## GIVEN EXERCISE
Extract each line of the material that follows exactly and omit its pictures.

## RECORDS PROVIDED
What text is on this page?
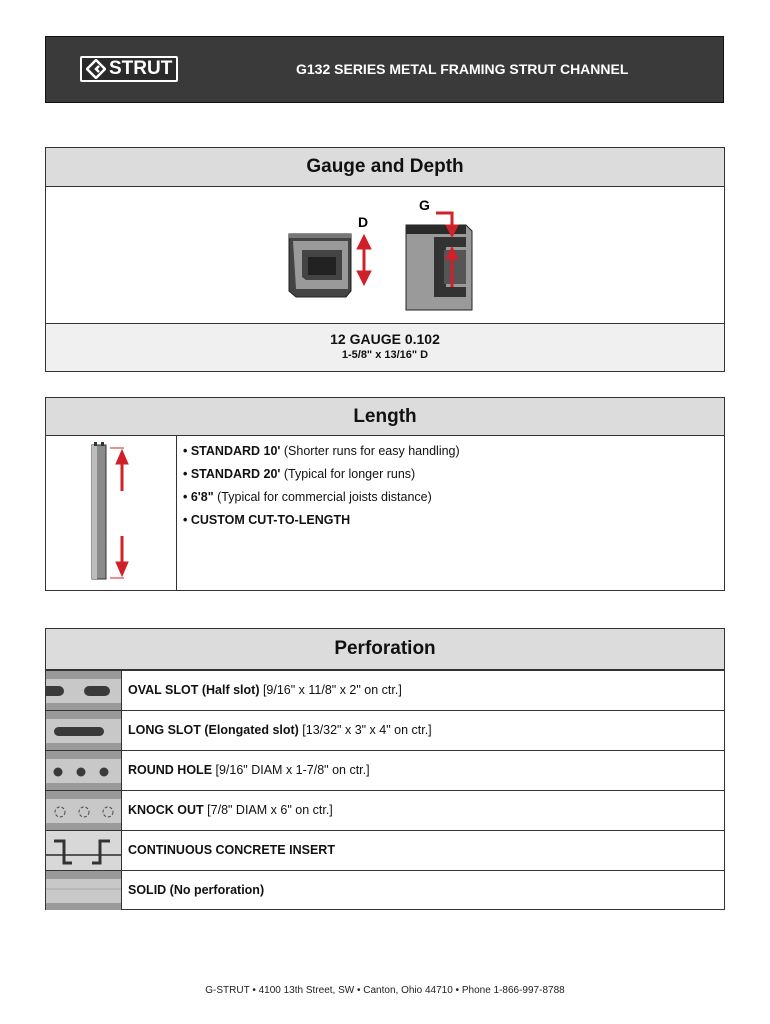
STRUT	G132 SERIES METAL FRAMING STRUT CHANNEL
Gauge and Depth
D
G
12 GAUGE 0.102
1-5/8" x 13/16" D
Length
• STANDARD 10' (Shorter runs for easy handling)
• STANDARD 20' (Typical for longer runs)
• 6'8" (Typical for commercial joists distance)
• CUSTOM CUT-TO-LENGTH
Perforation
OVAL SLOT (Half slot) [9/16" x 11/8" x 2" on ctr.]
LONG SLOT (Elongated slot) [13/32" x 3" x 4" on ctr.]
ROUND HOLE [9/16" DIAM x 1-7/8" on ctr.]
KNOCK OUT [7/8" DIAM x 6" on ctr.]
CONTINUOUS CONCRETE INSERT
SOLID (No perforation)
G-STRUT • 4100 13th Street, SW • Canton, Ohio 44710 • Phone 1-866-997-8788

## ANSWER TO THIS EXERCISE
What text is on this page?
STRUT	G132 SERIES METAL FRAMING STRUT CHANNEL
Gauge and Depth
D
G
12 GAUGE 0.102
1-5/8" x 13/16" D
Length
• STANDARD 10' (Shorter runs for easy handling)
• STANDARD 20' (Typical for longer runs)
• 6'8" (Typical for commercial joists distance)
• CUSTOM CUT-TO-LENGTH
Perforation
OVAL SLOT (Half slot) [9/16" x 11/8" x 2" on ctr.]
LONG SLOT (Elongated slot) [13/32" x 3" x 4" on ctr.]
ROUND HOLE [9/16" DIAM x 1-7/8" on ctr.]
KNOCK OUT [7/8" DIAM x 6" on ctr.]
CONTINUOUS CONCRETE INSERT
SOLID (No perforation)
G-STRUT • 4100 13th Street, SW • Canton, Ohio 44710 • Phone 1-866-997-8788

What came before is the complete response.